**What needs to be done**. Repeat the listing below in full, exactly as it stands.
━━━ Task data ━━━
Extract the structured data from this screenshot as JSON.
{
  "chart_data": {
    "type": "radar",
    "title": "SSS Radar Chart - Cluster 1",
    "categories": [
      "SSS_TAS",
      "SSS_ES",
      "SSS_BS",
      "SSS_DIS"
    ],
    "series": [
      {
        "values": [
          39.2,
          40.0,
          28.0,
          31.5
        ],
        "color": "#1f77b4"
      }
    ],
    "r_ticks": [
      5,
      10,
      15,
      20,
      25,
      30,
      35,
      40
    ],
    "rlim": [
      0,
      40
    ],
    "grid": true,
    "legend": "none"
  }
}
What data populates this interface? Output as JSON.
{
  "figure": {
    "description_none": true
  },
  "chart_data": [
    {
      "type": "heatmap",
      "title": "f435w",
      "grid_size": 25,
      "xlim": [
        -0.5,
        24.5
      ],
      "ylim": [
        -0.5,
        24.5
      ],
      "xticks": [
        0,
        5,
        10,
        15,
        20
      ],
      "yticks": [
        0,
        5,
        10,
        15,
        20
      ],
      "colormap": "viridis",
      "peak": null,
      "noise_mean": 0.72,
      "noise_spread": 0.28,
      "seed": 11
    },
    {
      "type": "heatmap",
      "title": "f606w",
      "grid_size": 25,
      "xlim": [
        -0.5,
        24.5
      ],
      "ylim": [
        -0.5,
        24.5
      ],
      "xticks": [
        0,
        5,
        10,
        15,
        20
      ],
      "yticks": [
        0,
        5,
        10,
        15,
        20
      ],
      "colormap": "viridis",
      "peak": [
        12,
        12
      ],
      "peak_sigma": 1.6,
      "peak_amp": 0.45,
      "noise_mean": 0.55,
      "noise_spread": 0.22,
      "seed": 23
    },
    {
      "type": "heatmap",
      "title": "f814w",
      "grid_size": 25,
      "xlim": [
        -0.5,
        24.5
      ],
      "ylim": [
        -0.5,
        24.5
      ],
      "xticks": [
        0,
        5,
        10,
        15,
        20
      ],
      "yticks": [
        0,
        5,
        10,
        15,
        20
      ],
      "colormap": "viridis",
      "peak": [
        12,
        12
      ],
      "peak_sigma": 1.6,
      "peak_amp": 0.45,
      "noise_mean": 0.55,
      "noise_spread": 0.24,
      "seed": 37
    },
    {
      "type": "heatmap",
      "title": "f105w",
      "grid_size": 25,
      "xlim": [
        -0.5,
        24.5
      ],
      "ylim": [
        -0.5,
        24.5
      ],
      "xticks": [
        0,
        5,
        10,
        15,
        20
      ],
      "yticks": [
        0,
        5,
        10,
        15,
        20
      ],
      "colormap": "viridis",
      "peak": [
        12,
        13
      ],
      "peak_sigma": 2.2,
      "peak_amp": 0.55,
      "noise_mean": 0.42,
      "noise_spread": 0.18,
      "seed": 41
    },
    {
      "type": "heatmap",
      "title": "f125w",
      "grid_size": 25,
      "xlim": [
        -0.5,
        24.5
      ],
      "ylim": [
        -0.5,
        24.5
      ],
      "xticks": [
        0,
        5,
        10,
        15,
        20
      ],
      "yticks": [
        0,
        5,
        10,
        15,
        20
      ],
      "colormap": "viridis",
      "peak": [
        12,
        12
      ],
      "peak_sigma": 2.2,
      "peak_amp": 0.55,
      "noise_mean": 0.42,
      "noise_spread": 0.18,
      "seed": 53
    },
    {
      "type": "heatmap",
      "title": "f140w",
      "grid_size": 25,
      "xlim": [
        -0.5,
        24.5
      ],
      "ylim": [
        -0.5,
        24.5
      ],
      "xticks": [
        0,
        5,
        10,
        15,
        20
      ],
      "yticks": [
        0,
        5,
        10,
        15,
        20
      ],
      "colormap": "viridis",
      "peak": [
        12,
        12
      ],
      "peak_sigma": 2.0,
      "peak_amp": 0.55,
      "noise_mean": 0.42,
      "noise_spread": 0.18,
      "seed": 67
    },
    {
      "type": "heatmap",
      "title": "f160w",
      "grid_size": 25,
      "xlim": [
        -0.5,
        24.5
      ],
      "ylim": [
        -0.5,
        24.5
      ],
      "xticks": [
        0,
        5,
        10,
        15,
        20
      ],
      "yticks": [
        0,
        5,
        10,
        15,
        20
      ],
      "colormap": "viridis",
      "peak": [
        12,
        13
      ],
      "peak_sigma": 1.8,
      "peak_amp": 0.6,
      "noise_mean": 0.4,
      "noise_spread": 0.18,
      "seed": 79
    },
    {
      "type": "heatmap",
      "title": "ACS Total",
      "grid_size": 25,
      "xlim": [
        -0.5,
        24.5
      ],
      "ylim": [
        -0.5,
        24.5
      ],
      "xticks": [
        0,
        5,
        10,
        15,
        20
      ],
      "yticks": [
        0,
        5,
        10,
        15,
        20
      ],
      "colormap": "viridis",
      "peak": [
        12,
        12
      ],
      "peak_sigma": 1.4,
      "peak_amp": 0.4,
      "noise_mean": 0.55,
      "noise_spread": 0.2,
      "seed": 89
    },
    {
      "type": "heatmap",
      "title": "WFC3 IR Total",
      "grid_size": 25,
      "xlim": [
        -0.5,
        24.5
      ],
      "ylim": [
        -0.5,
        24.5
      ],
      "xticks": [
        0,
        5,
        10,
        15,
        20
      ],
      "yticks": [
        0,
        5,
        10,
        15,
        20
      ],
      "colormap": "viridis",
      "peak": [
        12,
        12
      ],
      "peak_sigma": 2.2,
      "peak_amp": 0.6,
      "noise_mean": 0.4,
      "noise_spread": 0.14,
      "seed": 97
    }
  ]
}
━━━
**The completed task**.
Extract the structured data from this screenshot as JSON.
{
  "chart_data": {
    "type": "radar",
    "title": "SSS Radar Chart - Cluster 1",
    "categories": [
      "SSS_TAS",
      "SSS_ES",
      "SSS_BS",
      "SSS_DIS"
    ],
    "series": [
      {
        "values": [
          39.2,
          40.0,
          28.0,
          31.5
        ],
        "color": "#1f77b4"
      }
    ],
    "r_ticks": [
      5,
      10,
      15,
      20,
      25,
      30,
      35,
      40
    ],
    "rlim": [
      0,
      40
    ],
    "grid": true,
    "legend": "none"
  }
}
What data populates this interface? Output as JSON.
{
  "figure": {
    "description_none": true
  },
  "chart_data": [
    {
      "type": "heatmap",
      "title": "f435w",
      "grid_size": 25,
      "xlim": [
        -0.5,
        24.5
      ],
      "ylim": [
        -0.5,
        24.5
      ],
      "xticks": [
        0,
        5,
        10,
        15,
        20
      ],
      "yticks": [
        0,
        5,
        10,
        15,
        20
      ],
      "colormap": "viridis",
      "peak": null,
      "noise_mean": 0.72,
      "noise_spread": 0.28,
      "seed": 11
    },
    {
      "type": "heatmap",
      "title": "f606w",
      "grid_size": 25,
      "xlim": [
        -0.5,
        24.5
      ],
      "ylim": [
        -0.5,
        24.5
      ],
      "xticks": [
        0,
        5,
        10,
        15,
        20
      ],
      "yticks": [
        0,
        5,
        10,
        15,
        20
      ],
      "colormap": "viridis",
      "peak": [
        12,
        12
      ],
      "peak_sigma": 1.6,
      "peak_amp": 0.45,
      "noise_mean": 0.55,
      "noise_spread": 0.22,
      "seed": 23
    },
    {
      "type": "heatmap",
      "title": "f814w",
      "grid_size": 25,
      "xlim": [
        -0.5,
        24.5
      ],
      "ylim": [
        -0.5,
        24.5
      ],
      "xticks": [
        0,
        5,
        10,
        15,
        20
      ],
      "yticks": [
        0,
        5,
        10,
        15,
        20
      ],
      "colormap": "viridis",
      "peak": [
        12,
        12
      ],
      "peak_sigma": 1.6,
      "peak_amp": 0.45,
      "noise_mean": 0.55,
      "noise_spread": 0.24,
      "seed": 37
    },
    {
      "type": "heatmap",
      "title": "f105w",
      "grid_size": 25,
      "xlim": [
        -0.5,
        24.5
      ],
      "ylim": [
        -0.5,
        24.5
      ],
      "xticks": [
        0,
        5,
        10,
        15,
        20
      ],
      "yticks": [
        0,
        5,
        10,
        15,
        20
      ],
      "colormap": "viridis",
      "peak": [
        12,
        13
      ],
      "peak_sigma": 2.2,
      "peak_amp": 0.55,
      "noise_mean": 0.42,
      "noise_spread": 0.18,
      "seed": 41
    },
    {
      "type": "heatmap",
      "title": "f125w",
      "grid_size": 25,
      "xlim": [
        -0.5,
        24.5
      ],
      "ylim": [
        -0.5,
        24.5
      ],
      "xticks": [
        0,
        5,
        10,
        15,
        20
      ],
      "yticks": [
        0,
        5,
        10,
        15,
        20
      ],
      "colormap": "viridis",
      "peak": [
        12,
        12
      ],
      "peak_sigma": 2.2,
      "peak_amp": 0.55,
      "noise_mean": 0.42,
      "noise_spread": 0.18,
      "seed": 53
    },
    {
      "type": "heatmap",
      "title": "f140w",
      "grid_size": 25,
      "xlim": [
        -0.5,
        24.5
      ],
      "ylim": [
        -0.5,
        24.5
      ],
      "xticks": [
        0,
        5,
        10,
        15,
        20
      ],
      "yticks": [
        0,
        5,
        10,
        15,
        20
      ],
      "colormap": "viridis",
      "peak": [
        12,
        12
      ],
      "peak_sigma": 2.0,
      "peak_amp": 0.55,
      "noise_mean": 0.42,
      "noise_spread": 0.18,
      "seed": 67
    },
    {
      "type": "heatmap",
      "title": "f160w",
      "grid_size": 25,
      "xlim": [
        -0.5,
        24.5
      ],
      "ylim": [
        -0.5,
        24.5
      ],
      "xticks": [
        0,
        5,
        10,
        15,
        20
      ],
      "yticks": [
        0,
        5,
        10,
        15,
        20
      ],
      "colormap": "viridis",
      "peak": [
        12,
        13
      ],
      "peak_sigma": 1.8,
      "peak_amp": 0.6,
      "noise_mean": 0.4,
      "noise_spread": 0.18,
      "seed": 79
    },
    {
      "type": "heatmap",
      "title": "ACS Total",
      "grid_size": 25,
      "xlim": [
        -0.5,
        24.5
      ],
      "ylim": [
        -0.5,
        24.5
      ],
      "xticks": [
        0,
        5,
        10,
        15,
        20
      ],
      "yticks": [
        0,
        5,
        10,
        15,
        20
      ],
      "colormap": "viridis",
      "peak": [
        12,
        12
      ],
      "peak_sigma": 1.4,
      "peak_amp": 0.4,
      "noise_mean": 0.55,
      "noise_spread": 0.2,
      "seed": 89
    },
    {
      "type": "heatmap",
      "title": "WFC3 IR Total",
      "grid_size": 25,
      "xlim": [
        -0.5,
        24.5
      ],
      "ylim": [
        -0.5,
        24.5
      ],
      "xticks": [
        0,
        5,
        10,
        15,
        20
      ],
      "yticks": [
        0,
        5,
        10,
        15,
        20
      ],
      "colormap": "viridis",
      "peak": [
        12,
        12
      ],
      "peak_sigma": 2.2,
      "peak_amp": 0.6,
      "noise_mean": 0.4,
      "noise_spread": 0.14,
      "seed": 97
    }
  ]
}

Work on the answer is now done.